**Material supplied**.
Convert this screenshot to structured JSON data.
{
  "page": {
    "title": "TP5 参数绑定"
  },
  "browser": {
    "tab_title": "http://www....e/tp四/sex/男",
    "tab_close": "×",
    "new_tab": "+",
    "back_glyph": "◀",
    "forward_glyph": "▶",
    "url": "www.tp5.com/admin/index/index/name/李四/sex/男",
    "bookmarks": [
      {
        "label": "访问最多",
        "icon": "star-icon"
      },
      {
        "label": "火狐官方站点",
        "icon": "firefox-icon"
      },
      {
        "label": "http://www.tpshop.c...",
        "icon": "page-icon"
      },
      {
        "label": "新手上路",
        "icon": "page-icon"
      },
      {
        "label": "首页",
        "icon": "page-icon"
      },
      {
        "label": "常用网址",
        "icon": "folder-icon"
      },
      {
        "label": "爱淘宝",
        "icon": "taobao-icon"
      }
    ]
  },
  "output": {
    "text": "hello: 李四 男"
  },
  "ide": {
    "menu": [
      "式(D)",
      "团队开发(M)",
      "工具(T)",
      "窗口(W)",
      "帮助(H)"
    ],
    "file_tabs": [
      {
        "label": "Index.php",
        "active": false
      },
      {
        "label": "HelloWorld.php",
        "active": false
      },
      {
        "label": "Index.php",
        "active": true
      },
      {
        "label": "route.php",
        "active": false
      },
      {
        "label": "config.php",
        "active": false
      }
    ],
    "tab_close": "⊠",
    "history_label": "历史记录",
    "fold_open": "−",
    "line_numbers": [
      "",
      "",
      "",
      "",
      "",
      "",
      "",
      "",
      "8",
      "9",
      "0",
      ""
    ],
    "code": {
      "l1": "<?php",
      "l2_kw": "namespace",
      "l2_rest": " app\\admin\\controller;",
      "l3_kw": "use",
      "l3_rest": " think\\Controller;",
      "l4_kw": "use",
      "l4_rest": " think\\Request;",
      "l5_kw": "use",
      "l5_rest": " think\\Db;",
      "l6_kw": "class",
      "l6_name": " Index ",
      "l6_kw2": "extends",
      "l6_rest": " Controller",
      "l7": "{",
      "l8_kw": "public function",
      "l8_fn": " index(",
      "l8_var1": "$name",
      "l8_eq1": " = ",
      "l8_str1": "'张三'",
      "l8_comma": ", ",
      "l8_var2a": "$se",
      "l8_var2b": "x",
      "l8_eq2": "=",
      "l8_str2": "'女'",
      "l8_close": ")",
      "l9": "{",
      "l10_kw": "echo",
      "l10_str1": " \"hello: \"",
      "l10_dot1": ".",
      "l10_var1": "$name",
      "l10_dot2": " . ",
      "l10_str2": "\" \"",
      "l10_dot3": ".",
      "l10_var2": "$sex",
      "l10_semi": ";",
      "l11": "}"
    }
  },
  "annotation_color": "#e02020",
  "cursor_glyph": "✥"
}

**Directive**. Reproduce the records in full, exactly as written.

**Output for this task**.
Convert this screenshot to structured JSON data.
{
  "page": {
    "title": "TP5 参数绑定"
  },
  "browser": {
    "tab_title": "http://www....e/tp四/sex/男",
    "tab_close": "×",
    "new_tab": "+",
    "back_glyph": "◀",
    "forward_glyph": "▶",
    "url": "www.tp5.com/admin/index/index/name/李四/sex/男",
    "bookmarks": [
      {
        "label": "访问最多",
        "icon": "star-icon"
      },
      {
        "label": "火狐官方站点",
        "icon": "firefox-icon"
      },
      {
        "label": "http://www.tpshop.c...",
        "icon": "page-icon"
      },
      {
        "label": "新手上路",
        "icon": "page-icon"
      },
      {
        "label": "首页",
        "icon": "page-icon"
      },
      {
        "label": "常用网址",
        "icon": "folder-icon"
      },
      {
        "label": "爱淘宝",
        "icon": "taobao-icon"
      }
    ]
  },
  "output": {
    "text": "hello: 李四 男"
  },
  "ide": {
    "menu": [
      "式(D)",
      "团队开发(M)",
      "工具(T)",
      "窗口(W)",
      "帮助(H)"
    ],
    "file_tabs": [
      {
        "label": "Index.php",
        "active": false
      },
      {
        "label": "HelloWorld.php",
        "active": false
      },
      {
        "label": "Index.php",
        "active": true
      },
      {
        "label": "route.php",
        "active": false
      },
      {
        "label": "config.php",
        "active": false
      }
    ],
    "tab_close": "⊠",
    "history_label": "历史记录",
    "fold_open": "−",
    "line_numbers": [
      "",
      "",
      "",
      "",
      "",
      "",
      "",
      "",
      "8",
      "9",
      "0",
      ""
    ],
    "code": {
      "l1": "<?php",
      "l2_kw": "namespace",
      "l2_rest": " app\\admin\\controller;",
      "l3_kw": "use",
      "l3_rest": " think\\Controller;",
      "l4_kw": "use",
      "l4_rest": " think\\Request;",
      "l5_kw": "use",
      "l5_rest": " think\\Db;",
      "l6_kw": "class",
      "l6_name": " Index ",
      "l6_kw2": "extends",
      "l6_rest": " Controller",
      "l7": "{",
      "l8_kw": "public function",
      "l8_fn": " index(",
      "l8_var1": "$name",
      "l8_eq1": " = ",
      "l8_str1": "'张三'",
      "l8_comma": ", ",
      "l8_var2a": "$se",
      "l8_var2b": "x",
      "l8_eq2": "=",
      "l8_str2": "'女'",
      "l8_close": ")",
      "l9": "{",
      "l10_kw": "echo",
      "l10_str1": " \"hello: \"",
      "l10_dot1": ".",
      "l10_var1": "$name",
      "l10_dot2": " . ",
      "l10_str2": "\" \"",
      "l10_dot3": ".",
      "l10_var2": "$sex",
      "l10_semi": ";",
      "l11": "}"
    }
  },
  "annotation_color": "#e02020",
  "cursor_glyph": "✥"
}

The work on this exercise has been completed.